Records for the task =
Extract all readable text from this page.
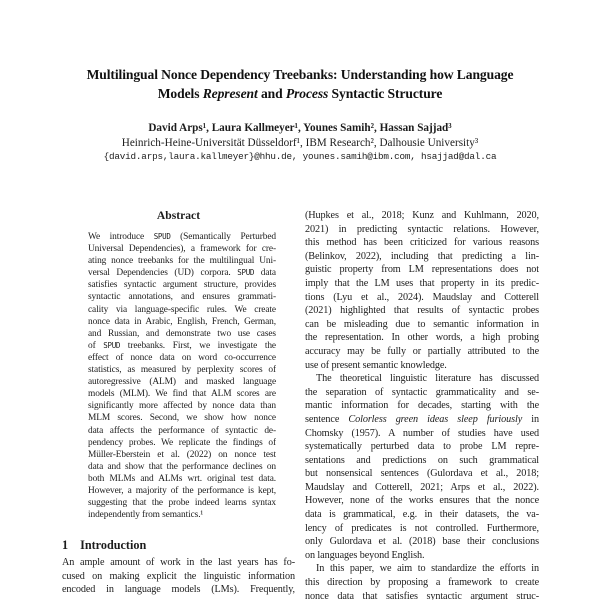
Multilingual Nonce Dependency Treebanks: Understanding how Language
Models Represent and Process Syntactic Structure
David Arps¹, Laura Kallmeyer¹, Younes Samih², Hassan Sajjad³
Heinrich-Heine-Universität Düsseldorf¹, IBM Research², Dalhousie University³
{david.arps,laura.kallmeyer}@hhu.de, younes.samih@ibm.com, hsajjad@dal.ca
Abstract
We introduce SPUD (Semantically Perturbed
Universal Dependencies), a framework for cre-
ating nonce treebanks for the multilingual Uni-
versal Dependencies (UD) corpora. SPUD data
satisfies syntactic argument structure, provides
syntactic annotations, and ensures grammati-
cality via language-specific rules. We create
nonce data in Arabic, English, French, German,
and Russian, and demonstrate two use cases
of SPUD treebanks. First, we investigate the
effect of nonce data on word co-occurrence
statistics, as measured by perplexity scores of
autoregressive (ALM) and masked language
models (MLM). We find that ALM scores are
significantly more affected by nonce data than
MLM scores. Second, we show how nonce
data affects the performance of syntactic de-
pendency probes. We replicate the findings of
Müller-Eberstein et al. (2022) on nonce test
data and show that the performance declines on
both MLMs and ALMs wrt. original test data.
However, a majority of the performance is kept,
suggesting that the probe indeed learns syntax
independently from semantics.¹
1 Introduction
An ample amount of work in the last years has fo-
cused on making explicit the linguistic information
encoded in language models (LMs). Frequently,
(Hupkes et al., 2018; Kunz and Kuhlmann, 2020,
2021) in predicting syntactic relations. However,
this method has been criticized for various reasons
(Belinkov, 2022), including that predicting a lin-
guistic property from LM representations does not
imply that the LM uses that property in its predic-
tions (Lyu et al., 2024). Maudslay and Cotterell
(2021) highlighted that results of syntactic probes
can be misleading due to semantic information in
the representation. In other words, a high probing
accuracy may be fully or partially attributed to the
use of present semantic knowledge.
The theoretical linguistic literature has discussed
the separation of syntactic grammaticality and se-
mantic information for decades, starting with the
sentence Colorless green ideas sleep furiously in
Chomsky (1957). A number of studies have used
systematically perturbed data to probe LM repre-
sentations and predictions on such grammatical
but nonsensical sentences (Gulordava et al., 2018;
Maudslay and Cotterell, 2021; Arps et al., 2022).
However, none of the works ensures that the nonce
data is grammatical, e.g. in their datasets, the va-
lency of predicates is not controlled. Furthermore,
only Gulordava et al. (2018) base their conclusions
on languages beyond English.
In this paper, we aim to standardize the efforts in
this direction by proposing a framework to create
nonce data that satisfies syntactic argument struc-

Objective =
Each line in the listing above that contains "scores" should be copied.

Answer for this exercise =
statistics, as measured by perplexity scores of
models (MLM). We find that ALM scores are
MLM scores. Second, we show how nonce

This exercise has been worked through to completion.